Your instructions :: Reproduce all the entries precisely.
#### Listed entries ####
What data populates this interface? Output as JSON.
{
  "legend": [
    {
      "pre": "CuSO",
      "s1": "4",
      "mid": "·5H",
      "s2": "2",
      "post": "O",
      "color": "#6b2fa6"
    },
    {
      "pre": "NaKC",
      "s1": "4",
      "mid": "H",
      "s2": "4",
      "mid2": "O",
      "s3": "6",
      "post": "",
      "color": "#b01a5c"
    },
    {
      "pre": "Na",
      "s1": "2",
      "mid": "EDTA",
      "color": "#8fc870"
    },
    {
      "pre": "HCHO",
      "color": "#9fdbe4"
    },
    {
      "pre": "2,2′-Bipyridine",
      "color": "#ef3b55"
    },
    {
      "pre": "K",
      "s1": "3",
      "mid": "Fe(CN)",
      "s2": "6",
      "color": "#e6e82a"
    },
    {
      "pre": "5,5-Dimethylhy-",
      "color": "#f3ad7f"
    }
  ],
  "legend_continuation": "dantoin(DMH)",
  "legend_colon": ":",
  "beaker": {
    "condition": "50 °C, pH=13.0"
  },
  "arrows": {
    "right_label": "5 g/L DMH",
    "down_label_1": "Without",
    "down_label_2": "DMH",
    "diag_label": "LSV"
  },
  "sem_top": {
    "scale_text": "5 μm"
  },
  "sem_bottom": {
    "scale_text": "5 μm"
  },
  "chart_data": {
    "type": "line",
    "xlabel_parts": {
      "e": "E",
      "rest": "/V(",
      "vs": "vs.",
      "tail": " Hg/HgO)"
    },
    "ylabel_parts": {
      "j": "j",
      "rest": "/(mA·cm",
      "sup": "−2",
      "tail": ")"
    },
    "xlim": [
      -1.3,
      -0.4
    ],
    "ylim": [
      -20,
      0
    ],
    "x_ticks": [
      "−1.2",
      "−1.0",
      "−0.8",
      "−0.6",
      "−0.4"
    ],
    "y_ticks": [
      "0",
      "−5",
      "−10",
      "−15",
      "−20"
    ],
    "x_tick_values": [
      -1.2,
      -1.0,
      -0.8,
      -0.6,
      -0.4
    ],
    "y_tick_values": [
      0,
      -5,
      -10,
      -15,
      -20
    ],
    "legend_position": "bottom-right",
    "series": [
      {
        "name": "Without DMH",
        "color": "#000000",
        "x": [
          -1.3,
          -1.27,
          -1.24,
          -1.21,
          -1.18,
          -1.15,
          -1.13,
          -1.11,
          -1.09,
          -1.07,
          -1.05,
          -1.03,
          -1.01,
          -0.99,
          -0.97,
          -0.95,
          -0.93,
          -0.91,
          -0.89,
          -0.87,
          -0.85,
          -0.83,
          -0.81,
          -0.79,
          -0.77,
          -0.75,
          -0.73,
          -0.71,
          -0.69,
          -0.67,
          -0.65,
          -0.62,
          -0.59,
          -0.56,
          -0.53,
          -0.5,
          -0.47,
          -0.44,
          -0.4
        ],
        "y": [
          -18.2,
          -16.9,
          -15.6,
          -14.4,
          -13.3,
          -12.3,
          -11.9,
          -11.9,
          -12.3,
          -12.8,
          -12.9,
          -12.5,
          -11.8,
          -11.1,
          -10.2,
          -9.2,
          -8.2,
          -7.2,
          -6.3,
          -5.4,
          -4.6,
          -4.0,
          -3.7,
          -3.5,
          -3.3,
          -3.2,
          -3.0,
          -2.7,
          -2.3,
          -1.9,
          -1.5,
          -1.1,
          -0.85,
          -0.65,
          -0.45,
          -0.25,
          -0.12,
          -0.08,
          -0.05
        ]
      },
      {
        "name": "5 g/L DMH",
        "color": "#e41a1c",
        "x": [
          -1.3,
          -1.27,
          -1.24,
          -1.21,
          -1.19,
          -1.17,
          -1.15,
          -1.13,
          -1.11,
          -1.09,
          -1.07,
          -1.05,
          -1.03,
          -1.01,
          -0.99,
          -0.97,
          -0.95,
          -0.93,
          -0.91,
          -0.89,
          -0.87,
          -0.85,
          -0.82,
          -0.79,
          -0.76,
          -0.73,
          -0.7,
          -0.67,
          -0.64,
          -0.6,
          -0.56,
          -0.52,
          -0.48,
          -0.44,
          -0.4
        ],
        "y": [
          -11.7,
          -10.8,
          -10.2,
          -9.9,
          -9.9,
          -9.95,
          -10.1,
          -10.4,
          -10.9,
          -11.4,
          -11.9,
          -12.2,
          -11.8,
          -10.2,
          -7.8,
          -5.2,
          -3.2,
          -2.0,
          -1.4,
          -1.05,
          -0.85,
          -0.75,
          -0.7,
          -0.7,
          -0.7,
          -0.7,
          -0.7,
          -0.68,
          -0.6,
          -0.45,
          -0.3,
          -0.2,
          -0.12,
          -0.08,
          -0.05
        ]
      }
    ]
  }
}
####
Correct response ::
What data populates this interface? Output as JSON.
{
  "legend": [
    {
      "pre": "CuSO",
      "s1": "4",
      "mid": "·5H",
      "s2": "2",
      "post": "O",
      "color": "#6b2fa6"
    },
    {
      "pre": "NaKC",
      "s1": "4",
      "mid": "H",
      "s2": "4",
      "mid2": "O",
      "s3": "6",
      "post": "",
      "color": "#b01a5c"
    },
    {
      "pre": "Na",
      "s1": "2",
      "mid": "EDTA",
      "color": "#8fc870"
    },
    {
      "pre": "HCHO",
      "color": "#9fdbe4"
    },
    {
      "pre": "2,2′-Bipyridine",
      "color": "#ef3b55"
    },
    {
      "pre": "K",
      "s1": "3",
      "mid": "Fe(CN)",
      "s2": "6",
      "color": "#e6e82a"
    },
    {
      "pre": "5,5-Dimethylhy-",
      "color": "#f3ad7f"
    }
  ],
  "legend_continuation": "dantoin(DMH)",
  "legend_colon": ":",
  "beaker": {
    "condition": "50 °C, pH=13.0"
  },
  "arrows": {
    "right_label": "5 g/L DMH",
    "down_label_1": "Without",
    "down_label_2": "DMH",
    "diag_label": "LSV"
  },
  "sem_top": {
    "scale_text": "5 μm"
  },
  "sem_bottom": {
    "scale_text": "5 μm"
  },
  "chart_data": {
    "type": "line",
    "xlabel_parts": {
      "e": "E",
      "rest": "/V(",
      "vs": "vs.",
      "tail": " Hg/HgO)"
    },
    "ylabel_parts": {
      "j": "j",
      "rest": "/(mA·cm",
      "sup": "−2",
      "tail": ")"
    },
    "xlim": [
      -1.3,
      -0.4
    ],
    "ylim": [
      -20,
      0
    ],
    "x_ticks": [
      "−1.2",
      "−1.0",
      "−0.8",
      "−0.6",
      "−0.4"
    ],
    "y_ticks": [
      "0",
      "−5",
      "−10",
      "−15",
      "−20"
    ],
    "x_tick_values": [
      -1.2,
      -1.0,
      -0.8,
      -0.6,
      -0.4
    ],
    "y_tick_values": [
      0,
      -5,
      -10,
      -15,
      -20
    ],
    "legend_position": "bottom-right",
    "series": [
      {
        "name": "Without DMH",
        "color": "#000000",
        "x": [
          -1.3,
          -1.27,
          -1.24,
          -1.21,
          -1.18,
          -1.15,
          -1.13,
          -1.11,
          -1.09,
          -1.07,
          -1.05,
          -1.03,
          -1.01,
          -0.99,
          -0.97,
          -0.95,
          -0.93,
          -0.91,
          -0.89,
          -0.87,
          -0.85,
          -0.83,
          -0.81,
          -0.79,
          -0.77,
          -0.75,
          -0.73,
          -0.71,
          -0.69,
          -0.67,
          -0.65,
          -0.62,
          -0.59,
          -0.56,
          -0.53,
          -0.5,
          -0.47,
          -0.44,
          -0.4
        ],
        "y": [
          -18.2,
          -16.9,
          -15.6,
          -14.4,
          -13.3,
          -12.3,
          -11.9,
          -11.9,
          -12.3,
          -12.8,
          -12.9,
          -12.5,
          -11.8,
          -11.1,
          -10.2,
          -9.2,
          -8.2,
          -7.2,
          -6.3,
          -5.4,
          -4.6,
          -4.0,
          -3.7,
          -3.5,
          -3.3,
          -3.2,
          -3.0,
          -2.7,
          -2.3,
          -1.9,
          -1.5,
          -1.1,
          -0.85,
          -0.65,
          -0.45,
          -0.25,
          -0.12,
          -0.08,
          -0.05
        ]
      },
      {
        "name": "5 g/L DMH",
        "color": "#e41a1c",
        "x": [
          -1.3,
          -1.27,
          -1.24,
          -1.21,
          -1.19,
          -1.17,
          -1.15,
          -1.13,
          -1.11,
          -1.09,
          -1.07,
          -1.05,
          -1.03,
          -1.01,
          -0.99,
          -0.97,
          -0.95,
          -0.93,
          -0.91,
          -0.89,
          -0.87,
          -0.85,
          -0.82,
          -0.79,
          -0.76,
          -0.73,
          -0.7,
          -0.67,
          -0.64,
          -0.6,
          -0.56,
          -0.52,
          -0.48,
          -0.44,
          -0.4
        ],
        "y": [
          -11.7,
          -10.8,
          -10.2,
          -9.9,
          -9.9,
          -9.95,
          -10.1,
          -10.4,
          -10.9,
          -11.4,
          -11.9,
          -12.2,
          -11.8,
          -10.2,
          -7.8,
          -5.2,
          -3.2,
          -2.0,
          -1.4,
          -1.05,
          -0.85,
          -0.75,
          -0.7,
          -0.7,
          -0.7,
          -0.7,
          -0.7,
          -0.68,
          -0.6,
          -0.45,
          -0.3,
          -0.2,
          -0.12,
          -0.08,
          -0.05
        ]
      }
    ]
  }
}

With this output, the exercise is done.